** START RECORDS FOR THE TASK **

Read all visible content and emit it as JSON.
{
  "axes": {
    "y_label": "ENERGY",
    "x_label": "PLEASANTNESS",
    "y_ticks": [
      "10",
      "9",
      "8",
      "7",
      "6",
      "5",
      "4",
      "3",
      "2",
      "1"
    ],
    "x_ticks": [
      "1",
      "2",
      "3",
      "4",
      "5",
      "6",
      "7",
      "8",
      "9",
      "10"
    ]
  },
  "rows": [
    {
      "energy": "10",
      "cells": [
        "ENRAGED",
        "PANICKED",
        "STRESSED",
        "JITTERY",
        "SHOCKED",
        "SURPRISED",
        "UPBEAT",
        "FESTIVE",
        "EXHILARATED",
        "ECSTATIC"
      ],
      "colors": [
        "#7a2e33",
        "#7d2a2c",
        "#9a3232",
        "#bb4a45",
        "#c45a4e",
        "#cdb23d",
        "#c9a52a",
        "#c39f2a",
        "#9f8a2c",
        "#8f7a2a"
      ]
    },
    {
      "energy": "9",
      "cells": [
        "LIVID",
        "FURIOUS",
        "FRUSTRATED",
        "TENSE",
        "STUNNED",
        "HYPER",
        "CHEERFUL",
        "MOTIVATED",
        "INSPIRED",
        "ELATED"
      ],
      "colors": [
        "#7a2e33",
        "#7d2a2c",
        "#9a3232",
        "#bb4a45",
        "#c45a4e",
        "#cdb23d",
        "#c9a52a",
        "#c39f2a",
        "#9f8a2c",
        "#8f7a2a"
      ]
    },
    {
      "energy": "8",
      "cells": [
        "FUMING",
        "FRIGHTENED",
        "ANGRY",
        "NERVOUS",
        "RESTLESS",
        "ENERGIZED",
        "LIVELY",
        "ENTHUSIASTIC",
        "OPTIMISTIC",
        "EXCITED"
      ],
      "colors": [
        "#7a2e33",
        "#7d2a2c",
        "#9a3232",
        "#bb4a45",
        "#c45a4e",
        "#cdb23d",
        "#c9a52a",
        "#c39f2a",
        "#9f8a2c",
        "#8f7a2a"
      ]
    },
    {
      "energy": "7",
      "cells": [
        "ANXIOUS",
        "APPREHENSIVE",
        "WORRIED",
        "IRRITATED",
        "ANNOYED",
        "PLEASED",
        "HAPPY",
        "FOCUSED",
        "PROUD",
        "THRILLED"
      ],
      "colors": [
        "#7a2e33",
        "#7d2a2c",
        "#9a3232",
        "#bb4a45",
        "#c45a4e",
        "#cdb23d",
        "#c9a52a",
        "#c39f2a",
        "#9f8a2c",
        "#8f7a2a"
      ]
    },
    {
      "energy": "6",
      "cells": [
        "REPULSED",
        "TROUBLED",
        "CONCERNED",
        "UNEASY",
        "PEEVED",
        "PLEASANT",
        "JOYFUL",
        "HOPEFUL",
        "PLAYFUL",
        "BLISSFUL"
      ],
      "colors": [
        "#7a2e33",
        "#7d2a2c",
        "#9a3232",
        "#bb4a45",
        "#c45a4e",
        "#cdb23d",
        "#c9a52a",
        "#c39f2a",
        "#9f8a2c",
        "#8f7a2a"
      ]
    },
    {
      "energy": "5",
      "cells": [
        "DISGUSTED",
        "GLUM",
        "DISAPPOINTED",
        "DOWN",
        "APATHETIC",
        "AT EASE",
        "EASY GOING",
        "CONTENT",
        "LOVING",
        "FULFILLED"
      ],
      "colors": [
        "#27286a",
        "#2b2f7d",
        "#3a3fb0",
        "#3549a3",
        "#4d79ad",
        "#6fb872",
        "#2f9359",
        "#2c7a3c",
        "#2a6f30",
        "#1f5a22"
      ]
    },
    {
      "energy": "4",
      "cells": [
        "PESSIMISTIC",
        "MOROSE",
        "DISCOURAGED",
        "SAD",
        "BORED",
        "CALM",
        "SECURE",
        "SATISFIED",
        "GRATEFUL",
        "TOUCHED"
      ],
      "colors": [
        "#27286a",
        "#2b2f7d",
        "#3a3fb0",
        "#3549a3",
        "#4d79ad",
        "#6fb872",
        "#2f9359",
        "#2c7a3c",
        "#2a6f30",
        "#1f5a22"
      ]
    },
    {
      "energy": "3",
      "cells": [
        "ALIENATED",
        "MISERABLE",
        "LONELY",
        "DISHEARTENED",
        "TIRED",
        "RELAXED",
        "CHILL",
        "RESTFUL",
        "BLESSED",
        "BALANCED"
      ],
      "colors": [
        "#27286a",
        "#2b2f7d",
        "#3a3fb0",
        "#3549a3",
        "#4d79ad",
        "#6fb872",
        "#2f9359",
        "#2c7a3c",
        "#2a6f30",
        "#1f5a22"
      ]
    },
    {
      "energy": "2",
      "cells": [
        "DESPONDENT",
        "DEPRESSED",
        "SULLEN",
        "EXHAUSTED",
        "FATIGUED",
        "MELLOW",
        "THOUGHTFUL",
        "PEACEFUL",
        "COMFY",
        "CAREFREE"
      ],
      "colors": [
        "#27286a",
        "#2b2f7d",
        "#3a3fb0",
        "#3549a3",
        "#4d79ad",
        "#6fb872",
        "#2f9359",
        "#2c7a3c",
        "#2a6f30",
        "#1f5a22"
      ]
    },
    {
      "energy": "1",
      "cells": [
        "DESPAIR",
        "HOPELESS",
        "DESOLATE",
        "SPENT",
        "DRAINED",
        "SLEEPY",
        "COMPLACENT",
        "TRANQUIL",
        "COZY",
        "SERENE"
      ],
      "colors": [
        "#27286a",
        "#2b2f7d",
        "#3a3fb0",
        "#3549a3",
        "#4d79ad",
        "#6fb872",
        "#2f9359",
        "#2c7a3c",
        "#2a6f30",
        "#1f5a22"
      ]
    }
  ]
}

** END RECORDS FOR THE TASK **

Exactly as written above, please repeat the entries.

Read all visible content and emit it as JSON.
{
  "axes": {
    "y_label": "ENERGY",
    "x_label": "PLEASANTNESS",
    "y_ticks": [
      "10",
      "9",
      "8",
      "7",
      "6",
      "5",
      "4",
      "3",
      "2",
      "1"
    ],
    "x_ticks": [
      "1",
      "2",
      "3",
      "4",
      "5",
      "6",
      "7",
      "8",
      "9",
      "10"
    ]
  },
  "rows": [
    {
      "energy": "10",
      "cells": [
        "ENRAGED",
        "PANICKED",
        "STRESSED",
        "JITTERY",
        "SHOCKED",
        "SURPRISED",
        "UPBEAT",
        "FESTIVE",
        "EXHILARATED",
        "ECSTATIC"
      ],
      "colors": [
        "#7a2e33",
        "#7d2a2c",
        "#9a3232",
        "#bb4a45",
        "#c45a4e",
        "#cdb23d",
        "#c9a52a",
        "#c39f2a",
        "#9f8a2c",
        "#8f7a2a"
      ]
    },
    {
      "energy": "9",
      "cells": [
        "LIVID",
        "FURIOUS",
        "FRUSTRATED",
        "TENSE",
        "STUNNED",
        "HYPER",
        "CHEERFUL",
        "MOTIVATED",
        "INSPIRED",
        "ELATED"
      ],
      "colors": [
        "#7a2e33",
        "#7d2a2c",
        "#9a3232",
        "#bb4a45",
        "#c45a4e",
        "#cdb23d",
        "#c9a52a",
        "#c39f2a",
        "#9f8a2c",
        "#8f7a2a"
      ]
    },
    {
      "energy": "8",
      "cells": [
        "FUMING",
        "FRIGHTENED",
        "ANGRY",
        "NERVOUS",
        "RESTLESS",
        "ENERGIZED",
        "LIVELY",
        "ENTHUSIASTIC",
        "OPTIMISTIC",
        "EXCITED"
      ],
      "colors": [
        "#7a2e33",
        "#7d2a2c",
        "#9a3232",
        "#bb4a45",
        "#c45a4e",
        "#cdb23d",
        "#c9a52a",
        "#c39f2a",
        "#9f8a2c",
        "#8f7a2a"
      ]
    },
    {
      "energy": "7",
      "cells": [
        "ANXIOUS",
        "APPREHENSIVE",
        "WORRIED",
        "IRRITATED",
        "ANNOYED",
        "PLEASED",
        "HAPPY",
        "FOCUSED",
        "PROUD",
        "THRILLED"
      ],
      "colors": [
        "#7a2e33",
        "#7d2a2c",
        "#9a3232",
        "#bb4a45",
        "#c45a4e",
        "#cdb23d",
        "#c9a52a",
        "#c39f2a",
        "#9f8a2c",
        "#8f7a2a"
      ]
    },
    {
      "energy": "6",
      "cells": [
        "REPULSED",
        "TROUBLED",
        "CONCERNED",
        "UNEASY",
        "PEEVED",
        "PLEASANT",
        "JOYFUL",
        "HOPEFUL",
        "PLAYFUL",
        "BLISSFUL"
      ],
      "colors": [
        "#7a2e33",
        "#7d2a2c",
        "#9a3232",
        "#bb4a45",
        "#c45a4e",
        "#cdb23d",
        "#c9a52a",
        "#c39f2a",
        "#9f8a2c",
        "#8f7a2a"
      ]
    },
    {
      "energy": "5",
      "cells": [
        "DISGUSTED",
        "GLUM",
        "DISAPPOINTED",
        "DOWN",
        "APATHETIC",
        "AT EASE",
        "EASY GOING",
        "CONTENT",
        "LOVING",
        "FULFILLED"
      ],
      "colors": [
        "#27286a",
        "#2b2f7d",
        "#3a3fb0",
        "#3549a3",
        "#4d79ad",
        "#6fb872",
        "#2f9359",
        "#2c7a3c",
        "#2a6f30",
        "#1f5a22"
      ]
    },
    {
      "energy": "4",
      "cells": [
        "PESSIMISTIC",
        "MOROSE",
        "DISCOURAGED",
        "SAD",
        "BORED",
        "CALM",
        "SECURE",
        "SATISFIED",
        "GRATEFUL",
        "TOUCHED"
      ],
      "colors": [
        "#27286a",
        "#2b2f7d",
        "#3a3fb0",
        "#3549a3",
        "#4d79ad",
        "#6fb872",
        "#2f9359",
        "#2c7a3c",
        "#2a6f30",
        "#1f5a22"
      ]
    },
    {
      "energy": "3",
      "cells": [
        "ALIENATED",
        "MISERABLE",
        "LONELY",
        "DISHEARTENED",
        "TIRED",
        "RELAXED",
        "CHILL",
        "RESTFUL",
        "BLESSED",
        "BALANCED"
      ],
      "colors": [
        "#27286a",
        "#2b2f7d",
        "#3a3fb0",
        "#3549a3",
        "#4d79ad",
        "#6fb872",
        "#2f9359",
        "#2c7a3c",
        "#2a6f30",
        "#1f5a22"
      ]
    },
    {
      "energy": "2",
      "cells": [
        "DESPONDENT",
        "DEPRESSED",
        "SULLEN",
        "EXHAUSTED",
        "FATIGUED",
        "MELLOW",
        "THOUGHTFUL",
        "PEACEFUL",
        "COMFY",
        "CAREFREE"
      ],
      "colors": [
        "#27286a",
        "#2b2f7d",
        "#3a3fb0",
        "#3549a3",
        "#4d79ad",
        "#6fb872",
        "#2f9359",
        "#2c7a3c",
        "#2a6f30",
        "#1f5a22"
      ]
    },
    {
      "energy": "1",
      "cells": [
        "DESPAIR",
        "HOPELESS",
        "DESOLATE",
        "SPENT",
        "DRAINED",
        "SLEEPY",
        "COMPLACENT",
        "TRANQUIL",
        "COZY",
        "SERENE"
      ],
      "colors": [
        "#27286a",
        "#2b2f7d",
        "#3a3fb0",
        "#3549a3",
        "#4d79ad",
        "#6fb872",
        "#2f9359",
        "#2c7a3c",
        "#2a6f30",
        "#1f5a22"
      ]
    }
  ]
}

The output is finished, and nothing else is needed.